DIRECTIVE:
Please print all of the material below, word for word.
◆ ◆ ◆ ◆ ◆ ◆ ◆
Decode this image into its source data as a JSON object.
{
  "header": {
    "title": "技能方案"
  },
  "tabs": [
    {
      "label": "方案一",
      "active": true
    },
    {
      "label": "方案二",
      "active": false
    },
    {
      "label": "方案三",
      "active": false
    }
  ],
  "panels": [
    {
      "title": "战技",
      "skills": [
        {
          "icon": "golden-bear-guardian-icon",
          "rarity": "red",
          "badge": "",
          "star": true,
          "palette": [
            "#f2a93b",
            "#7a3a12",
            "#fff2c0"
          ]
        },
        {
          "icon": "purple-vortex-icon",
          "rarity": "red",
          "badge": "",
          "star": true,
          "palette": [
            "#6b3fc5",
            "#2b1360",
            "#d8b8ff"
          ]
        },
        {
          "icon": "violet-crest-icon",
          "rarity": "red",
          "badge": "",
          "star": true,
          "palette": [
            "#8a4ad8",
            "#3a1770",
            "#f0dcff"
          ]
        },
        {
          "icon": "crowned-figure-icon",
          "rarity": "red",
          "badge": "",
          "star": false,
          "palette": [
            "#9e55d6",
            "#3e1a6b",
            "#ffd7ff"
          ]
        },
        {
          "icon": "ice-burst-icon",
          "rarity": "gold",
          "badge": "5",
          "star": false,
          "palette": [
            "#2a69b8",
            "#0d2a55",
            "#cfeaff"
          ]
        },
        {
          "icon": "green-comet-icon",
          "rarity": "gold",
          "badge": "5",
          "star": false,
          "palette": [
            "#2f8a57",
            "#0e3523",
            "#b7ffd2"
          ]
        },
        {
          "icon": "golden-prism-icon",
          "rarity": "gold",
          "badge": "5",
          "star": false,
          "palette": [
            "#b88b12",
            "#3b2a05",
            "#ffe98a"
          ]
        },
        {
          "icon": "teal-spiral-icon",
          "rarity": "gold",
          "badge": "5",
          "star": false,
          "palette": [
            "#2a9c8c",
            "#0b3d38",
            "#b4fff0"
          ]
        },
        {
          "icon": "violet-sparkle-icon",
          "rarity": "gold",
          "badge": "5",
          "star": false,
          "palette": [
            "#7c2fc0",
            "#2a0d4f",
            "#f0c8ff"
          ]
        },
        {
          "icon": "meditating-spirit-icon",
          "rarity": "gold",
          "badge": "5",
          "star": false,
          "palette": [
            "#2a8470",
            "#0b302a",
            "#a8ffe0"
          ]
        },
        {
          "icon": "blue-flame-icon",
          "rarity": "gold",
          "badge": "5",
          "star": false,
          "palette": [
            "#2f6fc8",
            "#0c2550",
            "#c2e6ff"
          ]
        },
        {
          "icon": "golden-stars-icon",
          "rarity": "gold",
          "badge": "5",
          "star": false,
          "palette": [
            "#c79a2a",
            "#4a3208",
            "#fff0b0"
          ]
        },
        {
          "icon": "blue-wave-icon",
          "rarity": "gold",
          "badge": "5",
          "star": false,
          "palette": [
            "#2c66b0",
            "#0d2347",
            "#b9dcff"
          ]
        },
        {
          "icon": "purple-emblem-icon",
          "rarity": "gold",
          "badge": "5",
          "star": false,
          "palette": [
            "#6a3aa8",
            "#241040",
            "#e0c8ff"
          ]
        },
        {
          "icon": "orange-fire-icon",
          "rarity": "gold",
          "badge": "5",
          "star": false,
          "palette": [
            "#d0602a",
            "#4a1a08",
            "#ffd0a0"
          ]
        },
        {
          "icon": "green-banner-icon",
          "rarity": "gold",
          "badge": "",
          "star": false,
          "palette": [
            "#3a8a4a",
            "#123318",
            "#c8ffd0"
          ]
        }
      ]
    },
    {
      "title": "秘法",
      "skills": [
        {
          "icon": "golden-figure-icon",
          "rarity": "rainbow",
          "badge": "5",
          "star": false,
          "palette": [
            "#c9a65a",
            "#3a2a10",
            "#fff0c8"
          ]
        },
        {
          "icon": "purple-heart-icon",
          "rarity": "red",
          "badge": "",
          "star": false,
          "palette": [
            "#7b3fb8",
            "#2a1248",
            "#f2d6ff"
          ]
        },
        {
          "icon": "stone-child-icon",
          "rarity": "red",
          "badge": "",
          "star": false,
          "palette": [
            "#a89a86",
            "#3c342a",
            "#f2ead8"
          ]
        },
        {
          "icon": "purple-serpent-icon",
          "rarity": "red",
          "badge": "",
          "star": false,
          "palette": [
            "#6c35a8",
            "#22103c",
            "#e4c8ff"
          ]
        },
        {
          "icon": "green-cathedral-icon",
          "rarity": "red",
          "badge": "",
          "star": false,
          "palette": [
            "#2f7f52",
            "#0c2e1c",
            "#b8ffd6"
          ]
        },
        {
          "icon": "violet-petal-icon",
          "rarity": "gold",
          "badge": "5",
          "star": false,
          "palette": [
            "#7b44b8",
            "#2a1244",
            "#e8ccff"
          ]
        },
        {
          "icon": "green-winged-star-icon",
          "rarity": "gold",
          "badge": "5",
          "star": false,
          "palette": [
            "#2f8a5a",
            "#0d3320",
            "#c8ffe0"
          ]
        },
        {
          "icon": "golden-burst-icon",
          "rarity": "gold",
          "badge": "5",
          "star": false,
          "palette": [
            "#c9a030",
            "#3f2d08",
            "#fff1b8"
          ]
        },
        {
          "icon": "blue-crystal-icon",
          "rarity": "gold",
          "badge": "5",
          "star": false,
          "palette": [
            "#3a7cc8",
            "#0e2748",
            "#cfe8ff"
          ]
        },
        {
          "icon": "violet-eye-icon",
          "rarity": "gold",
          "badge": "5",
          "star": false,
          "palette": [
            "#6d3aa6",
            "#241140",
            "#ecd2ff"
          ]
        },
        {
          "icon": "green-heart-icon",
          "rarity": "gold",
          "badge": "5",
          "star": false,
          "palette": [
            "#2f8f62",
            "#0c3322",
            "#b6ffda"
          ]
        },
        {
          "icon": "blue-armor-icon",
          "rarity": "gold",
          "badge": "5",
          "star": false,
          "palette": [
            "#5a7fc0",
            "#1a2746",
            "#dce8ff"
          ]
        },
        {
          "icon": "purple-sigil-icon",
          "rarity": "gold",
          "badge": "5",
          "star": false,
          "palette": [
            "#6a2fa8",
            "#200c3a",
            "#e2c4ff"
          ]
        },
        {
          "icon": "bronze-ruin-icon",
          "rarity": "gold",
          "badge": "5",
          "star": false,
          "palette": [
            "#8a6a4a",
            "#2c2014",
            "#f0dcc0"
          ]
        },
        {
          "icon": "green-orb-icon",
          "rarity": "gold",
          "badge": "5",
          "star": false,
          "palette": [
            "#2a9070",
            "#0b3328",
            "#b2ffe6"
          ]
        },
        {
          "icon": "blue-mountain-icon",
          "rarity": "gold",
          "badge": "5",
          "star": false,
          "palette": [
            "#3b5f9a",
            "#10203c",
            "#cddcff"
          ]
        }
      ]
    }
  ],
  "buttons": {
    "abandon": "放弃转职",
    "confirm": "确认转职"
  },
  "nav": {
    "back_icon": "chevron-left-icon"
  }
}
◆ ◆ ◆ ◆ ◆ ◆ ◆
WRITTEN RESPONSE:
Decode this image into its source data as a JSON object.
{
  "header": {
    "title": "技能方案"
  },
  "tabs": [
    {
      "label": "方案一",
      "active": true
    },
    {
      "label": "方案二",
      "active": false
    },
    {
      "label": "方案三",
      "active": false
    }
  ],
  "panels": [
    {
      "title": "战技",
      "skills": [
        {
          "icon": "golden-bear-guardian-icon",
          "rarity": "red",
          "badge": "",
          "star": true,
          "palette": [
            "#f2a93b",
            "#7a3a12",
            "#fff2c0"
          ]
        },
        {
          "icon": "purple-vortex-icon",
          "rarity": "red",
          "badge": "",
          "star": true,
          "palette": [
            "#6b3fc5",
            "#2b1360",
            "#d8b8ff"
          ]
        },
        {
          "icon": "violet-crest-icon",
          "rarity": "red",
          "badge": "",
          "star": true,
          "palette": [
            "#8a4ad8",
            "#3a1770",
            "#f0dcff"
          ]
        },
        {
          "icon": "crowned-figure-icon",
          "rarity": "red",
          "badge": "",
          "star": false,
          "palette": [
            "#9e55d6",
            "#3e1a6b",
            "#ffd7ff"
          ]
        },
        {
          "icon": "ice-burst-icon",
          "rarity": "gold",
          "badge": "5",
          "star": false,
          "palette": [
            "#2a69b8",
            "#0d2a55",
            "#cfeaff"
          ]
        },
        {
          "icon": "green-comet-icon",
          "rarity": "gold",
          "badge": "5",
          "star": false,
          "palette": [
            "#2f8a57",
            "#0e3523",
            "#b7ffd2"
          ]
        },
        {
          "icon": "golden-prism-icon",
          "rarity": "gold",
          "badge": "5",
          "star": false,
          "palette": [
            "#b88b12",
            "#3b2a05",
            "#ffe98a"
          ]
        },
        {
          "icon": "teal-spiral-icon",
          "rarity": "gold",
          "badge": "5",
          "star": false,
          "palette": [
            "#2a9c8c",
            "#0b3d38",
            "#b4fff0"
          ]
        },
        {
          "icon": "violet-sparkle-icon",
          "rarity": "gold",
          "badge": "5",
          "star": false,
          "palette": [
            "#7c2fc0",
            "#2a0d4f",
            "#f0c8ff"
          ]
        },
        {
          "icon": "meditating-spirit-icon",
          "rarity": "gold",
          "badge": "5",
          "star": false,
          "palette": [
            "#2a8470",
            "#0b302a",
            "#a8ffe0"
          ]
        },
        {
          "icon": "blue-flame-icon",
          "rarity": "gold",
          "badge": "5",
          "star": false,
          "palette": [
            "#2f6fc8",
            "#0c2550",
            "#c2e6ff"
          ]
        },
        {
          "icon": "golden-stars-icon",
          "rarity": "gold",
          "badge": "5",
          "star": false,
          "palette": [
            "#c79a2a",
            "#4a3208",
            "#fff0b0"
          ]
        },
        {
          "icon": "blue-wave-icon",
          "rarity": "gold",
          "badge": "5",
          "star": false,
          "palette": [
            "#2c66b0",
            "#0d2347",
            "#b9dcff"
          ]
        },
        {
          "icon": "purple-emblem-icon",
          "rarity": "gold",
          "badge": "5",
          "star": false,
          "palette": [
            "#6a3aa8",
            "#241040",
            "#e0c8ff"
          ]
        },
        {
          "icon": "orange-fire-icon",
          "rarity": "gold",
          "badge": "5",
          "star": false,
          "palette": [
            "#d0602a",
            "#4a1a08",
            "#ffd0a0"
          ]
        },
        {
          "icon": "green-banner-icon",
          "rarity": "gold",
          "badge": "",
          "star": false,
          "palette": [
            "#3a8a4a",
            "#123318",
            "#c8ffd0"
          ]
        }
      ]
    },
    {
      "title": "秘法",
      "skills": [
        {
          "icon": "golden-figure-icon",
          "rarity": "rainbow",
          "badge": "5",
          "star": false,
          "palette": [
            "#c9a65a",
            "#3a2a10",
            "#fff0c8"
          ]
        },
        {
          "icon": "purple-heart-icon",
          "rarity": "red",
          "badge": "",
          "star": false,
          "palette": [
            "#7b3fb8",
            "#2a1248",
            "#f2d6ff"
          ]
        },
        {
          "icon": "stone-child-icon",
          "rarity": "red",
          "badge": "",
          "star": false,
          "palette": [
            "#a89a86",
            "#3c342a",
            "#f2ead8"
          ]
        },
        {
          "icon": "purple-serpent-icon",
          "rarity": "red",
          "badge": "",
          "star": false,
          "palette": [
            "#6c35a8",
            "#22103c",
            "#e4c8ff"
          ]
        },
        {
          "icon": "green-cathedral-icon",
          "rarity": "red",
          "badge": "",
          "star": false,
          "palette": [
            "#2f7f52",
            "#0c2e1c",
            "#b8ffd6"
          ]
        },
        {
          "icon": "violet-petal-icon",
          "rarity": "gold",
          "badge": "5",
          "star": false,
          "palette": [
            "#7b44b8",
            "#2a1244",
            "#e8ccff"
          ]
        },
        {
          "icon": "green-winged-star-icon",
          "rarity": "gold",
          "badge": "5",
          "star": false,
          "palette": [
            "#2f8a5a",
            "#0d3320",
            "#c8ffe0"
          ]
        },
        {
          "icon": "golden-burst-icon",
          "rarity": "gold",
          "badge": "5",
          "star": false,
          "palette": [
            "#c9a030",
            "#3f2d08",
            "#fff1b8"
          ]
        },
        {
          "icon": "blue-crystal-icon",
          "rarity": "gold",
          "badge": "5",
          "star": false,
          "palette": [
            "#3a7cc8",
            "#0e2748",
            "#cfe8ff"
          ]
        },
        {
          "icon": "violet-eye-icon",
          "rarity": "gold",
          "badge": "5",
          "star": false,
          "palette": [
            "#6d3aa6",
            "#241140",
            "#ecd2ff"
          ]
        },
        {
          "icon": "green-heart-icon",
          "rarity": "gold",
          "badge": "5",
          "star": false,
          "palette": [
            "#2f8f62",
            "#0c3322",
            "#b6ffda"
          ]
        },
        {
          "icon": "blue-armor-icon",
          "rarity": "gold",
          "badge": "5",
          "star": false,
          "palette": [
            "#5a7fc0",
            "#1a2746",
            "#dce8ff"
          ]
        },
        {
          "icon": "purple-sigil-icon",
          "rarity": "gold",
          "badge": "5",
          "star": false,
          "palette": [
            "#6a2fa8",
            "#200c3a",
            "#e2c4ff"
          ]
        },
        {
          "icon": "bronze-ruin-icon",
          "rarity": "gold",
          "badge": "5",
          "star": false,
          "palette": [
            "#8a6a4a",
            "#2c2014",
            "#f0dcc0"
          ]
        },
        {
          "icon": "green-orb-icon",
          "rarity": "gold",
          "badge": "5",
          "star": false,
          "palette": [
            "#2a9070",
            "#0b3328",
            "#b2ffe6"
          ]
        },
        {
          "icon": "blue-mountain-icon",
          "rarity": "gold",
          "badge": "5",
          "star": false,
          "palette": [
            "#3b5f9a",
            "#10203c",
            "#cddcff"
          ]
        }
      ]
    }
  ],
  "buttons": {
    "abandon": "放弃转职",
    "confirm": "确认转职"
  },
  "nav": {
    "back_icon": "chevron-left-icon"
  }
}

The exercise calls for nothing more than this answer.